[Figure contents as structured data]
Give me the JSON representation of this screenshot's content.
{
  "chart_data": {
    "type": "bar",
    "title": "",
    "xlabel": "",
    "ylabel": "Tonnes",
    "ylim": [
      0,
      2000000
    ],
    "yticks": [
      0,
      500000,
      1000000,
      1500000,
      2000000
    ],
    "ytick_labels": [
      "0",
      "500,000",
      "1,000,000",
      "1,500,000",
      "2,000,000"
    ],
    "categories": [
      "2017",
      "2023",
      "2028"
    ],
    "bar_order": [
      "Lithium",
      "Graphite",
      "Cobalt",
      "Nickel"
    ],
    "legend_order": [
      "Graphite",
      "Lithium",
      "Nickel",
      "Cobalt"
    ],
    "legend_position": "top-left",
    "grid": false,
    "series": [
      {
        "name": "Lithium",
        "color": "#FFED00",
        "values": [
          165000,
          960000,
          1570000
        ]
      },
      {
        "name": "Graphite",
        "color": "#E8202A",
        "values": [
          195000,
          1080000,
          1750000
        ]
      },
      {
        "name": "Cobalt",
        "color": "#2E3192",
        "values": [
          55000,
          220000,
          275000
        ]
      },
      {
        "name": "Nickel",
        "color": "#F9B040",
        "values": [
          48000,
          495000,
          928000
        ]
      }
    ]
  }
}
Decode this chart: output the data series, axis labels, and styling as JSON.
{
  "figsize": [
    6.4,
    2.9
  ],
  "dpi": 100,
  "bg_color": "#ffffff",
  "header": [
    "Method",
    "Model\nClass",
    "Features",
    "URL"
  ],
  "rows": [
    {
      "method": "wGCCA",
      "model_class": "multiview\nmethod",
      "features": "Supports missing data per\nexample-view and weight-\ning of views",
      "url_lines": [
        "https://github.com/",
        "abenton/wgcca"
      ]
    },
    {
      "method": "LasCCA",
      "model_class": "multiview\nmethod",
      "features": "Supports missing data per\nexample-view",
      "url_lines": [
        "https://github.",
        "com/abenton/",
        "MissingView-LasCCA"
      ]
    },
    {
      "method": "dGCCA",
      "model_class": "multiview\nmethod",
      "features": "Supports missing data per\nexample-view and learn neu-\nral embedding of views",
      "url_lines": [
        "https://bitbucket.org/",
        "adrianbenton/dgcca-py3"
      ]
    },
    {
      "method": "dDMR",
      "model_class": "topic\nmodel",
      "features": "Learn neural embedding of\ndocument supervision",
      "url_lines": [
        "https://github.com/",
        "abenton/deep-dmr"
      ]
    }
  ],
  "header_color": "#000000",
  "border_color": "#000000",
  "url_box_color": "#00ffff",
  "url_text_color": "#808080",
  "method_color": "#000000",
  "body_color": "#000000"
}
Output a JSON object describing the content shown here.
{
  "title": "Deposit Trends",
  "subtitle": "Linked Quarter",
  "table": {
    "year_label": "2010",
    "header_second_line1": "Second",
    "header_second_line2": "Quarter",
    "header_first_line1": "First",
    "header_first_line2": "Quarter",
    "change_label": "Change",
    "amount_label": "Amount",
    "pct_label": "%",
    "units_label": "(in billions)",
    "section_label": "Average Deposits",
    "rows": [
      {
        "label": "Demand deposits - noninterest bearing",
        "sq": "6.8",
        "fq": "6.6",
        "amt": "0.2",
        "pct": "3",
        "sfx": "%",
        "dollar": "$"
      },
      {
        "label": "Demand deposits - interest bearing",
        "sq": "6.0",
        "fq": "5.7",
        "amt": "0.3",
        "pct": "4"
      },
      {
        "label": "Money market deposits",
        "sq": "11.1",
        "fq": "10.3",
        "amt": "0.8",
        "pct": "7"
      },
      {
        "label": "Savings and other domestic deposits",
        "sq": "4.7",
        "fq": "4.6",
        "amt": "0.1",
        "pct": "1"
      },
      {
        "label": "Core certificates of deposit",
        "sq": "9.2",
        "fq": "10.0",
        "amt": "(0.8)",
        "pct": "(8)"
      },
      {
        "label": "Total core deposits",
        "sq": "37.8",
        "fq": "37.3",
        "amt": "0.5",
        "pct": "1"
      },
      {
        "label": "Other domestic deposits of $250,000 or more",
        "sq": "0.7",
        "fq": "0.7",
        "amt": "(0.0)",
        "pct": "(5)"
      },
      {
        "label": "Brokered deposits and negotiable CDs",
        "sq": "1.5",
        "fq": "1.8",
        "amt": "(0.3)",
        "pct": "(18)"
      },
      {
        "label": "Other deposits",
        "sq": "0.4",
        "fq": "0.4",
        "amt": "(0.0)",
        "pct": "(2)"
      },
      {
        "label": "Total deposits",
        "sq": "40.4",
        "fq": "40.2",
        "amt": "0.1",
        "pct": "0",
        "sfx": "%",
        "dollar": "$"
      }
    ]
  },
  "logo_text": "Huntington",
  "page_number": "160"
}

--

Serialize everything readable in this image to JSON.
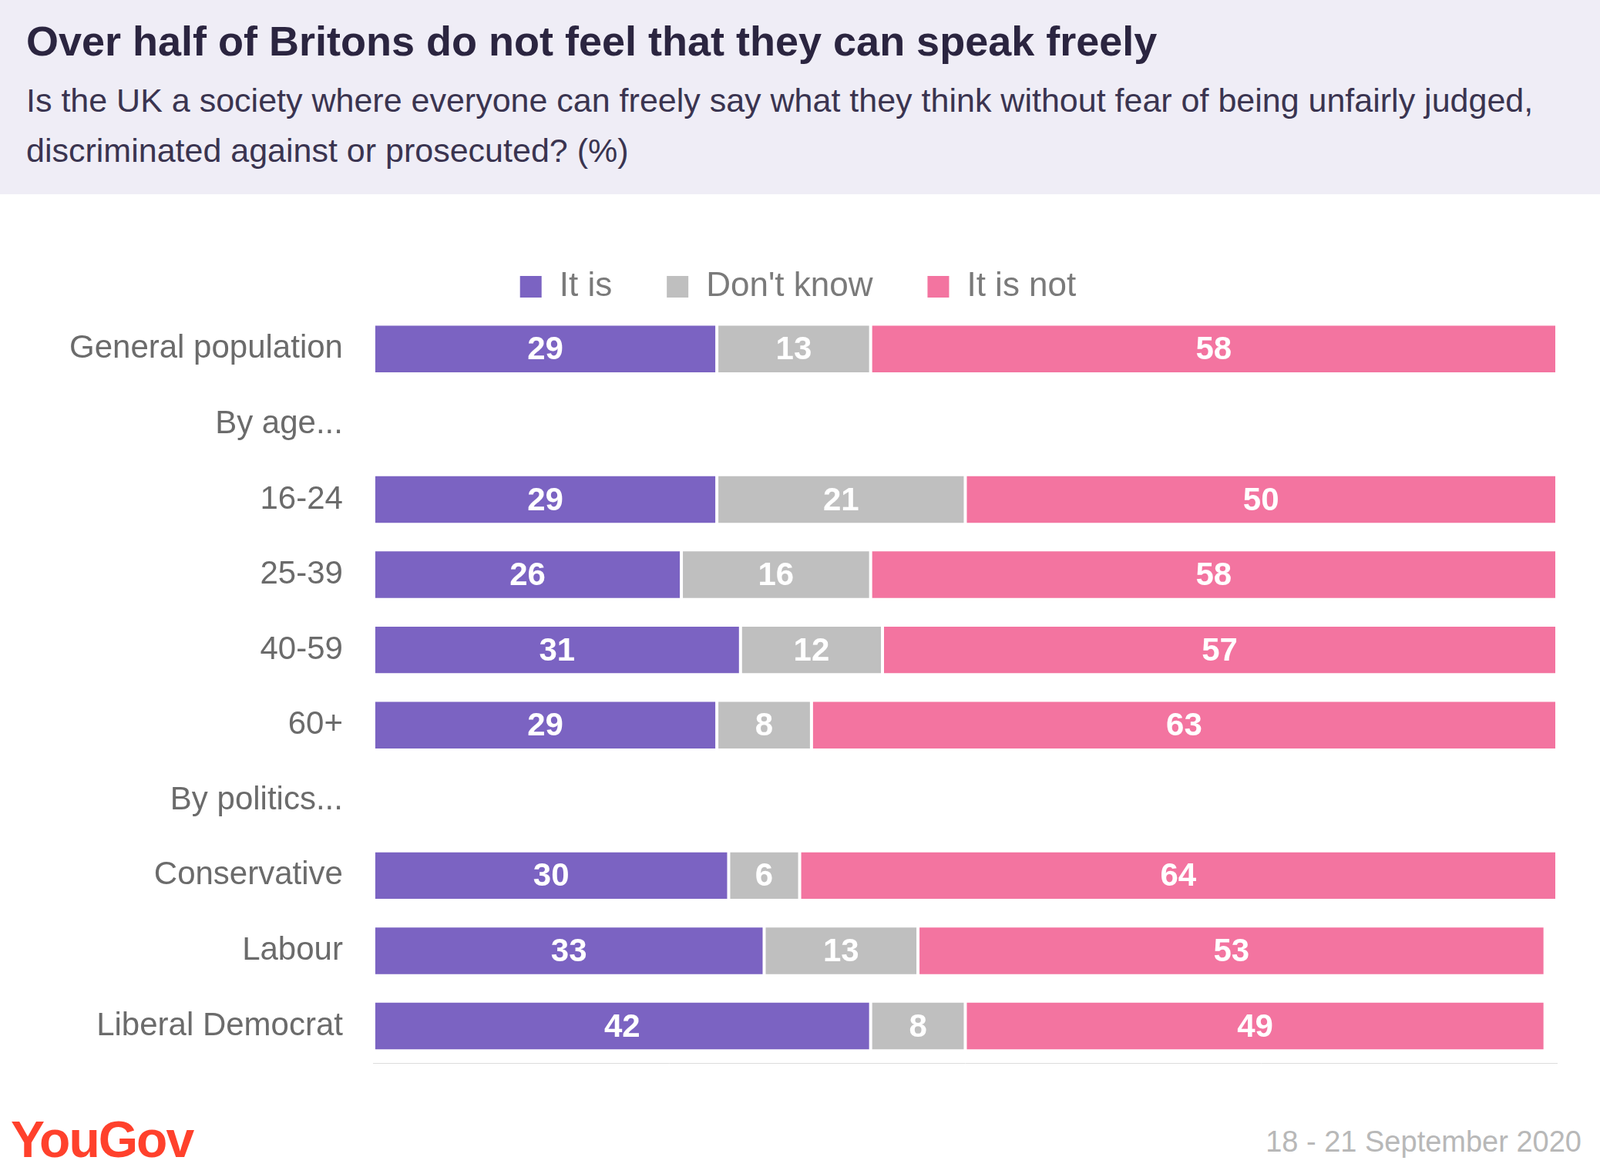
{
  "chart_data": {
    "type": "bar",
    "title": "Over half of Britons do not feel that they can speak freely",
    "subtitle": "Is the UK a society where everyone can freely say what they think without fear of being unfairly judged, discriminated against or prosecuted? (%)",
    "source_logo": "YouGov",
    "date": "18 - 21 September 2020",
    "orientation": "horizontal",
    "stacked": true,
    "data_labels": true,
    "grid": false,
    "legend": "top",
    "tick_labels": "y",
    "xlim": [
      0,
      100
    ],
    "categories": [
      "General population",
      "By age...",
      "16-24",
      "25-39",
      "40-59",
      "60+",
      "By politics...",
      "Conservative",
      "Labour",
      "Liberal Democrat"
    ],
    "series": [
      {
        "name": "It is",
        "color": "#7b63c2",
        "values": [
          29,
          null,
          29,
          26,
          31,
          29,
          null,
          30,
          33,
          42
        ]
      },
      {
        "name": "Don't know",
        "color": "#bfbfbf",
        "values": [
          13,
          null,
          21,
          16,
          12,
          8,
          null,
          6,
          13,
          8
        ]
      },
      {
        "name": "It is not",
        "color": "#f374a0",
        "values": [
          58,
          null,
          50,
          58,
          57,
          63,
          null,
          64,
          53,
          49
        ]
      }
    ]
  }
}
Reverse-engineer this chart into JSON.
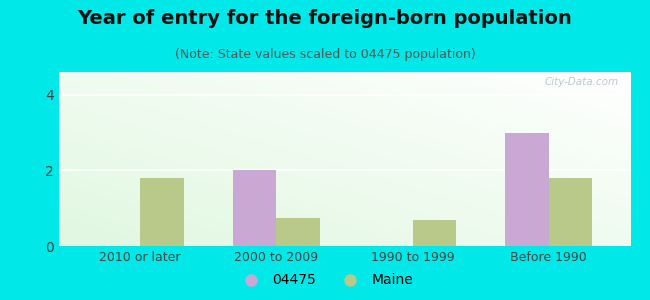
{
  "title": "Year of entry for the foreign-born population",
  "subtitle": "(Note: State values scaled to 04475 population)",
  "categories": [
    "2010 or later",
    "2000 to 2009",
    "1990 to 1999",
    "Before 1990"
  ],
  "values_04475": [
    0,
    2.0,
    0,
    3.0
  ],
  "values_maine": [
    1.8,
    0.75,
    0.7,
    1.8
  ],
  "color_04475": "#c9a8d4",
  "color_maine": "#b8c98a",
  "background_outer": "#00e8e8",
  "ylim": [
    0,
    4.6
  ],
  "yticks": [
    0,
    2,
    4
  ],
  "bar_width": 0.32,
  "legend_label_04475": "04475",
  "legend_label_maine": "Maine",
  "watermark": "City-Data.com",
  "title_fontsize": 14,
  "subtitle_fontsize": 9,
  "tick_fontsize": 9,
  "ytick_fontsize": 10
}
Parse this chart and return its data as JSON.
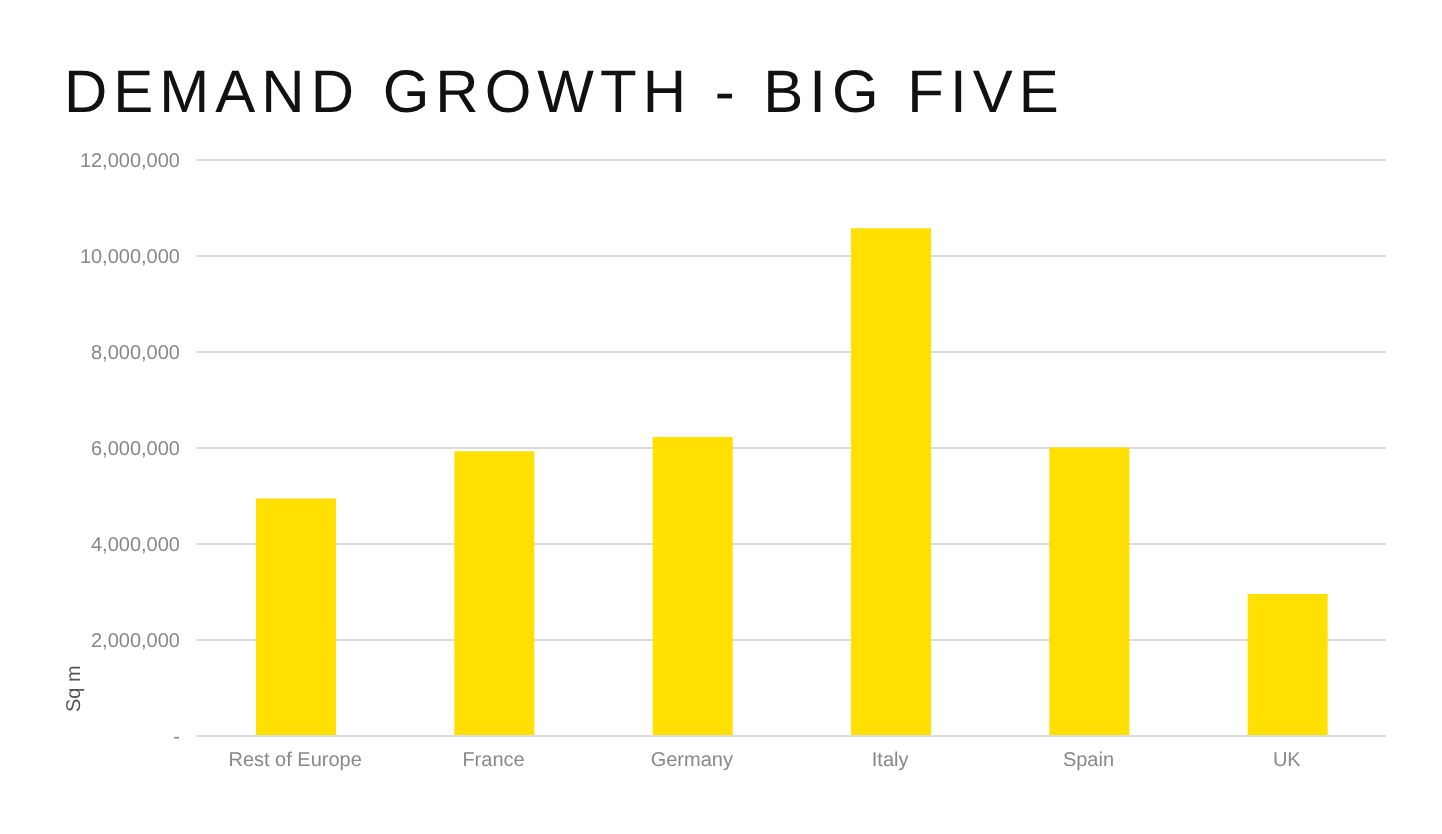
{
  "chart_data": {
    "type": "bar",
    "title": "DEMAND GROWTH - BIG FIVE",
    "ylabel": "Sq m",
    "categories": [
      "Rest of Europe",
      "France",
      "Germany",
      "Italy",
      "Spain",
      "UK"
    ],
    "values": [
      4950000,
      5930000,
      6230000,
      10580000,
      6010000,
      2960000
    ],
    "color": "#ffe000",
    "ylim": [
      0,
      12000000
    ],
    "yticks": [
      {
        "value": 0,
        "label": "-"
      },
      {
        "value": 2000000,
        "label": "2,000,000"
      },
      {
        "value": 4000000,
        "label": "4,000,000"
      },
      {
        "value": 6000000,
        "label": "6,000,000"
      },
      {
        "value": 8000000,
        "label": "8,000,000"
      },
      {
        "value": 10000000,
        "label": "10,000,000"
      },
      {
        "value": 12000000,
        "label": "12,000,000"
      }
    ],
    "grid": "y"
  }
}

EXERCISE AIM:
Identify and copy all lines with the word "abenton".

SOLVED EXERCISE:
        "abenton/wgcca"
        "com/abenton/",
        "abenton/deep-dmr"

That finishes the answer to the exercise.